[start]

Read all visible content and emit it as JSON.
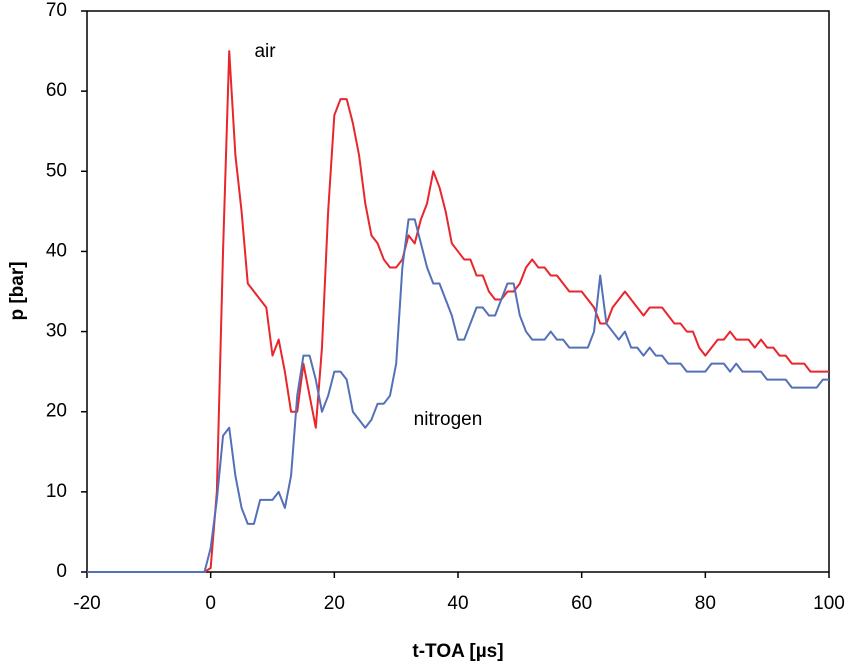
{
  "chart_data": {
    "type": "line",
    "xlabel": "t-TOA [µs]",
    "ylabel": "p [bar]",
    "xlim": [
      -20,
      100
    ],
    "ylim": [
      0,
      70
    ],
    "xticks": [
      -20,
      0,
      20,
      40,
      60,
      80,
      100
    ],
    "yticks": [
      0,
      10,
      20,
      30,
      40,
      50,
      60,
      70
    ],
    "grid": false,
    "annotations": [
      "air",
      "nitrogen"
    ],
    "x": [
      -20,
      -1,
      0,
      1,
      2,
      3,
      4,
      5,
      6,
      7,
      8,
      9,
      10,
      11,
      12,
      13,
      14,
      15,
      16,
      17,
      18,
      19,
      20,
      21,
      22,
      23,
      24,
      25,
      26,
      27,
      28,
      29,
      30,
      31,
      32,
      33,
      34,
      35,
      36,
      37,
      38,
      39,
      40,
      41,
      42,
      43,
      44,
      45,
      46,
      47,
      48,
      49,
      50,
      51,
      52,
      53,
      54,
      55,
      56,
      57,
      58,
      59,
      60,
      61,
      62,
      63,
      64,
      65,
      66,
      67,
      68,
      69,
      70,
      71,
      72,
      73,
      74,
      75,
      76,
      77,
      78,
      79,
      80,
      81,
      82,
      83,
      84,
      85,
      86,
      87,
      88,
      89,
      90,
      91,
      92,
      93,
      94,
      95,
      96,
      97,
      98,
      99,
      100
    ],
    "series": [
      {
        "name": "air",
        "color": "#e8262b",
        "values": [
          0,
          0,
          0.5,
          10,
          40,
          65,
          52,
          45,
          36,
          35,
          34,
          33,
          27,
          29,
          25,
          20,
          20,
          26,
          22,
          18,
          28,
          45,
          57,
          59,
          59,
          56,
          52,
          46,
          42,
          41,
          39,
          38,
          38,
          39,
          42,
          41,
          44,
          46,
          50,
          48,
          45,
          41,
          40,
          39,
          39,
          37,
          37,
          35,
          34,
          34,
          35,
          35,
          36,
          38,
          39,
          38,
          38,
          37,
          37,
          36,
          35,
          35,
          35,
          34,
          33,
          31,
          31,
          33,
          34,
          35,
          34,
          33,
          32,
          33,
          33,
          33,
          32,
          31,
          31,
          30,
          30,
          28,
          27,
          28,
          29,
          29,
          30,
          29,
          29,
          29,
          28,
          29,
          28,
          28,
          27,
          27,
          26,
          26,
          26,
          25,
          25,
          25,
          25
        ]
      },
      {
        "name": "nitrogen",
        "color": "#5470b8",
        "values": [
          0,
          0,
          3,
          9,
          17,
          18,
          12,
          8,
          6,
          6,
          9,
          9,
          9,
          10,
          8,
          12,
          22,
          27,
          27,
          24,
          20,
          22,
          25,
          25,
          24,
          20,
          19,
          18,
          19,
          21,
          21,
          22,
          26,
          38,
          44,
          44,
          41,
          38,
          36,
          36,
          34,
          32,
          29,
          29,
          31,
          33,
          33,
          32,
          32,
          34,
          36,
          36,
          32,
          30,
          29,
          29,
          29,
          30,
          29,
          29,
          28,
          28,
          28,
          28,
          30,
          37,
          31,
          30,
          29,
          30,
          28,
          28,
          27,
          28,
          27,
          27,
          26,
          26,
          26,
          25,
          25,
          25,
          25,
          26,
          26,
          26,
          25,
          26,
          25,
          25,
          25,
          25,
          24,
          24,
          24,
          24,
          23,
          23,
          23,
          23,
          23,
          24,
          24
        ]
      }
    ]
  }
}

[end]

Copy out all the data without changing anything, and drop the pictures.

WRITTEN ANSWER:
Read all visible content and emit it as JSON.
{
  "chart_data": {
    "type": "line",
    "xlabel": "t-TOA [µs]",
    "ylabel": "p [bar]",
    "xlim": [
      -20,
      100
    ],
    "ylim": [
      0,
      70
    ],
    "xticks": [
      -20,
      0,
      20,
      40,
      60,
      80,
      100
    ],
    "yticks": [
      0,
      10,
      20,
      30,
      40,
      50,
      60,
      70
    ],
    "grid": false,
    "annotations": [
      "air",
      "nitrogen"
    ],
    "x": [
      -20,
      -1,
      0,
      1,
      2,
      3,
      4,
      5,
      6,
      7,
      8,
      9,
      10,
      11,
      12,
      13,
      14,
      15,
      16,
      17,
      18,
      19,
      20,
      21,
      22,
      23,
      24,
      25,
      26,
      27,
      28,
      29,
      30,
      31,
      32,
      33,
      34,
      35,
      36,
      37,
      38,
      39,
      40,
      41,
      42,
      43,
      44,
      45,
      46,
      47,
      48,
      49,
      50,
      51,
      52,
      53,
      54,
      55,
      56,
      57,
      58,
      59,
      60,
      61,
      62,
      63,
      64,
      65,
      66,
      67,
      68,
      69,
      70,
      71,
      72,
      73,
      74,
      75,
      76,
      77,
      78,
      79,
      80,
      81,
      82,
      83,
      84,
      85,
      86,
      87,
      88,
      89,
      90,
      91,
      92,
      93,
      94,
      95,
      96,
      97,
      98,
      99,
      100
    ],
    "series": [
      {
        "name": "air",
        "color": "#e8262b",
        "values": [
          0,
          0,
          0.5,
          10,
          40,
          65,
          52,
          45,
          36,
          35,
          34,
          33,
          27,
          29,
          25,
          20,
          20,
          26,
          22,
          18,
          28,
          45,
          57,
          59,
          59,
          56,
          52,
          46,
          42,
          41,
          39,
          38,
          38,
          39,
          42,
          41,
          44,
          46,
          50,
          48,
          45,
          41,
          40,
          39,
          39,
          37,
          37,
          35,
          34,
          34,
          35,
          35,
          36,
          38,
          39,
          38,
          38,
          37,
          37,
          36,
          35,
          35,
          35,
          34,
          33,
          31,
          31,
          33,
          34,
          35,
          34,
          33,
          32,
          33,
          33,
          33,
          32,
          31,
          31,
          30,
          30,
          28,
          27,
          28,
          29,
          29,
          30,
          29,
          29,
          29,
          28,
          29,
          28,
          28,
          27,
          27,
          26,
          26,
          26,
          25,
          25,
          25,
          25
        ]
      },
      {
        "name": "nitrogen",
        "color": "#5470b8",
        "values": [
          0,
          0,
          3,
          9,
          17,
          18,
          12,
          8,
          6,
          6,
          9,
          9,
          9,
          10,
          8,
          12,
          22,
          27,
          27,
          24,
          20,
          22,
          25,
          25,
          24,
          20,
          19,
          18,
          19,
          21,
          21,
          22,
          26,
          38,
          44,
          44,
          41,
          38,
          36,
          36,
          34,
          32,
          29,
          29,
          31,
          33,
          33,
          32,
          32,
          34,
          36,
          36,
          32,
          30,
          29,
          29,
          29,
          30,
          29,
          29,
          28,
          28,
          28,
          28,
          30,
          37,
          31,
          30,
          29,
          30,
          28,
          28,
          27,
          28,
          27,
          27,
          26,
          26,
          26,
          25,
          25,
          25,
          25,
          26,
          26,
          26,
          25,
          26,
          25,
          25,
          25,
          25,
          24,
          24,
          24,
          24,
          23,
          23,
          23,
          23,
          23,
          24,
          24
        ]
      }
    ]
  }
}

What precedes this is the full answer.